• Dataset rows
┌──

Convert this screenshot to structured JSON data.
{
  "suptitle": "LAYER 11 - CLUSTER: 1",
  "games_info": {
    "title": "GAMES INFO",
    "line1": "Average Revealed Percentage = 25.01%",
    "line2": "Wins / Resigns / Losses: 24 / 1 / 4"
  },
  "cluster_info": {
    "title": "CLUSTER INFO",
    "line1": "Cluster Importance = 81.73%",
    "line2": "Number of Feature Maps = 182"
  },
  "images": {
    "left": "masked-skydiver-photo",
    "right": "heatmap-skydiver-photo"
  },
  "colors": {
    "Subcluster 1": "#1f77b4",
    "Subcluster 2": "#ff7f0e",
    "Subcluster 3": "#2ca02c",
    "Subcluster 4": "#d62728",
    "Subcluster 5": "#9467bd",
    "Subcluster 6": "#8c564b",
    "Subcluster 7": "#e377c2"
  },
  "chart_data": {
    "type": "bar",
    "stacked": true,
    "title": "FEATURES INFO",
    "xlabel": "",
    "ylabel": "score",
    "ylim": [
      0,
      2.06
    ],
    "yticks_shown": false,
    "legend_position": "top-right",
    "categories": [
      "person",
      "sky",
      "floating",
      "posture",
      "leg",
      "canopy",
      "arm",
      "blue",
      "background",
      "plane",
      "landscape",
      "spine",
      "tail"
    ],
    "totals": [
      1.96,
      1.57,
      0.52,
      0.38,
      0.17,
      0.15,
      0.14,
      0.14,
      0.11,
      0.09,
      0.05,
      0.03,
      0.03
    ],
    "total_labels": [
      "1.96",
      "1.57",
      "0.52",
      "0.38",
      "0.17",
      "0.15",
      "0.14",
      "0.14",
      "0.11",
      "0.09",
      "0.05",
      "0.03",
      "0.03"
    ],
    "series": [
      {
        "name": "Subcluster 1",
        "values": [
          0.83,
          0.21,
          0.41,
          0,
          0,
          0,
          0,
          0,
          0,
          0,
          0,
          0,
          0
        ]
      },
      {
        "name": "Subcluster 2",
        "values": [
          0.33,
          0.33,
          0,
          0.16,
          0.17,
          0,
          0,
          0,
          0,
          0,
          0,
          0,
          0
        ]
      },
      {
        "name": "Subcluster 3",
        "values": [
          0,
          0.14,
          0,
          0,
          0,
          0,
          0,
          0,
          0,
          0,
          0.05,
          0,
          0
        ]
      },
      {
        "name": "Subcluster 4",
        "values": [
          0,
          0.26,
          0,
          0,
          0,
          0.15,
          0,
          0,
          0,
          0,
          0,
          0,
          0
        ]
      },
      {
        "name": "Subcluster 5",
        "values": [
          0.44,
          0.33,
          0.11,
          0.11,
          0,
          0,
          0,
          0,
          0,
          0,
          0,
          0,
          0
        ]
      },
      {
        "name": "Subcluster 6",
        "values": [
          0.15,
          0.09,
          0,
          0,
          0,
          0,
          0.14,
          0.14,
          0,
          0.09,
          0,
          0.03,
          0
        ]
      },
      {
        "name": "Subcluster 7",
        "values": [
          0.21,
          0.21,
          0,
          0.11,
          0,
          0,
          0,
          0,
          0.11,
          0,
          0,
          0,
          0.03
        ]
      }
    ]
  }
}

└──

Which lines hold the word "photo"? Copy each of them from the records.

• Solution to this task
    "left": "masked-skydiver-photo",
    "right": "heatmap-skydiver-photo"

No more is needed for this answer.